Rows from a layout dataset
▶

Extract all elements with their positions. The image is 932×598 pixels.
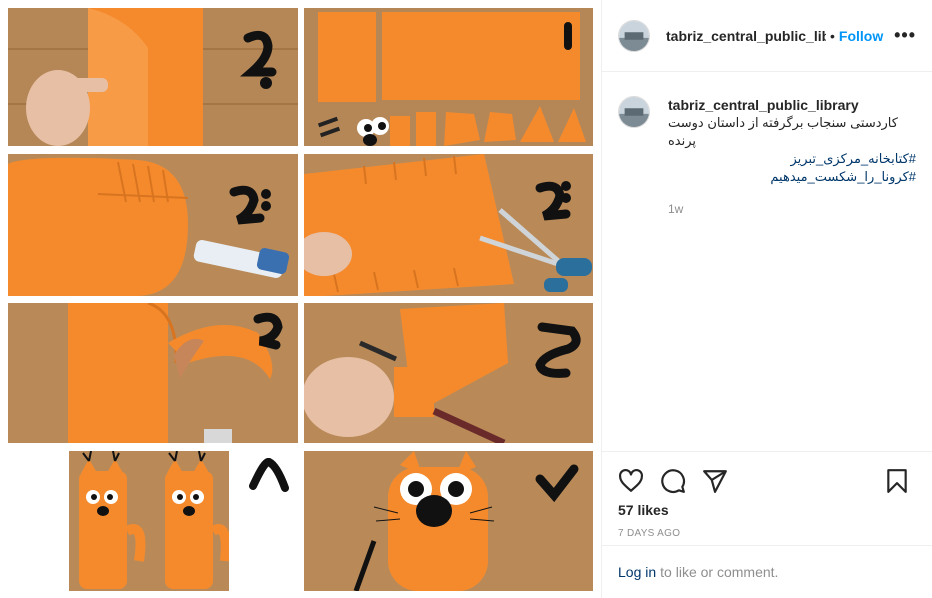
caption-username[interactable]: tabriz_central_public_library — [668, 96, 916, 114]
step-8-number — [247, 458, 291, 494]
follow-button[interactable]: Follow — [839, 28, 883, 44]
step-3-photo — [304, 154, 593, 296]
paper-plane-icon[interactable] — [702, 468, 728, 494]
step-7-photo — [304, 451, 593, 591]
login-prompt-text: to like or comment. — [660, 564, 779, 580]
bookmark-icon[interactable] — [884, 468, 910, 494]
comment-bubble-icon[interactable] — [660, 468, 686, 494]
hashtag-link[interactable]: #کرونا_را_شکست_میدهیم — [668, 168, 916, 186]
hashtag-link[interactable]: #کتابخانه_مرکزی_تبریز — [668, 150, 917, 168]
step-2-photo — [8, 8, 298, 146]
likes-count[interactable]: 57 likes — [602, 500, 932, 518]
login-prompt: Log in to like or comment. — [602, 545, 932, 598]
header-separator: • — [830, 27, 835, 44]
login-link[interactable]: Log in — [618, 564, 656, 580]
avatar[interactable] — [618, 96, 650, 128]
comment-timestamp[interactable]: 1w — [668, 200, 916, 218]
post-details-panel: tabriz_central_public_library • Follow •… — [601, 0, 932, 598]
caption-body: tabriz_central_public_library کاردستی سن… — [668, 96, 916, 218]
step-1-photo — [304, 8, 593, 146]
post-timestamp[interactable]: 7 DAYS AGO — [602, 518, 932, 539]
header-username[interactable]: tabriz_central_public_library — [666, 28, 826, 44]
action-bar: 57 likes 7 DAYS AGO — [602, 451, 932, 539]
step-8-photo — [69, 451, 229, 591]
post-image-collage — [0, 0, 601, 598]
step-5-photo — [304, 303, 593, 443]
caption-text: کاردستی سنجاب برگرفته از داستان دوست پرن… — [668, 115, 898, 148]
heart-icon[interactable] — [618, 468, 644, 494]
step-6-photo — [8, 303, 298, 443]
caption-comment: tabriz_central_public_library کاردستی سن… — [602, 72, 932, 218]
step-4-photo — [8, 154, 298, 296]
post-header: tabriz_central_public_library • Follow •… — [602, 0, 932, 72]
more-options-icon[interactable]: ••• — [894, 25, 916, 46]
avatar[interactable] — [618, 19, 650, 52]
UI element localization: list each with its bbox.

◀

Exercise brief: Format the lines above as a JSON list of strings, one string per line, skipping any blank lines. Leave the picture out of the answer.

Response:
[
  "Extract all elements with their positions. The image is 932×598 pixels.",
  "caption-username[interactable]: tabriz_central_public_library — [668, 96, 916, 114]",
  "step-8-number — [247, 458, 291, 494]",
  "follow-button[interactable]: Follow — [839, 28, 883, 44]",
  "step-3-photo — [304, 154, 593, 296]",
  "paper-plane-icon[interactable] — [702, 468, 728, 494]",
  "step-7-photo — [304, 451, 593, 591]",
  "login-prompt-text: to like or comment. — [660, 564, 779, 580]",
  "bookmark-icon[interactable] — [884, 468, 910, 494]",
  "comment-bubble-icon[interactable] — [660, 468, 686, 494]",
  "hashtag-link[interactable]: #کرونا_را_شکست_میدهیم — [668, 168, 916, 186]",
  "hashtag-link[interactable]: #کتابخانه_مرکزی_تبریز — [668, 150, 917, 168]",
  "step-2-photo — [8, 8, 298, 146]",
  "likes-count[interactable]: 57 likes — [602, 500, 932, 518]",
  "login-prompt: Log in to like or comment. — [602, 545, 932, 598]",
  "header-separator: • — [830, 27, 835, 44]",
  "login-link[interactable]: Log in — [618, 564, 656, 580]",
  "avatar[interactable] — [618, 96, 650, 128]",
  "comment-timestamp[interactable]: 1w — [668, 200, 916, 218]",
  "post-details-panel: tabriz_central_public_library • Follow •… — [601, 0, 932, 598]",
  "caption-body: tabriz_central_public_library کاردستی سن… — [668, 96, 916, 218]",
  "step-1-photo — [304, 8, 593, 146]",
  "post-timestamp[interactable]: 7 DAYS AGO — [602, 518, 932, 539]",
  "header-username[interactable]: tabriz_central_public_library — [666, 28, 826, 44]",
  "action-bar: 57 likes 7 DAYS AGO — [602, 451, 932, 539]",
  "step-8-photo — [69, 451, 229, 591]",
  "post-image-collage — [0, 0, 601, 598]",
  "step-5-photo — [304, 303, 593, 443]",
  "caption-text: کاردستی سنجاب برگرفته از داستان دوست پرن… — [668, 115, 898, 148]",
  "heart-icon[interactable] — [618, 468, 644, 494]",
  "step-6-photo — [8, 303, 298, 443]",
  "caption-comment: tabriz_central_public_library کاردستی سن… — [602, 72, 932, 218]",
  "step-4-photo — [8, 154, 298, 296]",
  "post-header: tabriz_central_public_library • Follow •… — [602, 0, 932, 72]",
  "more-options-icon[interactable]: ••• — [894, 25, 916, 46]",
  "avatar[interactable] — [618, 19, 650, 52]",
  "UI element localization: list each with its bbox."
]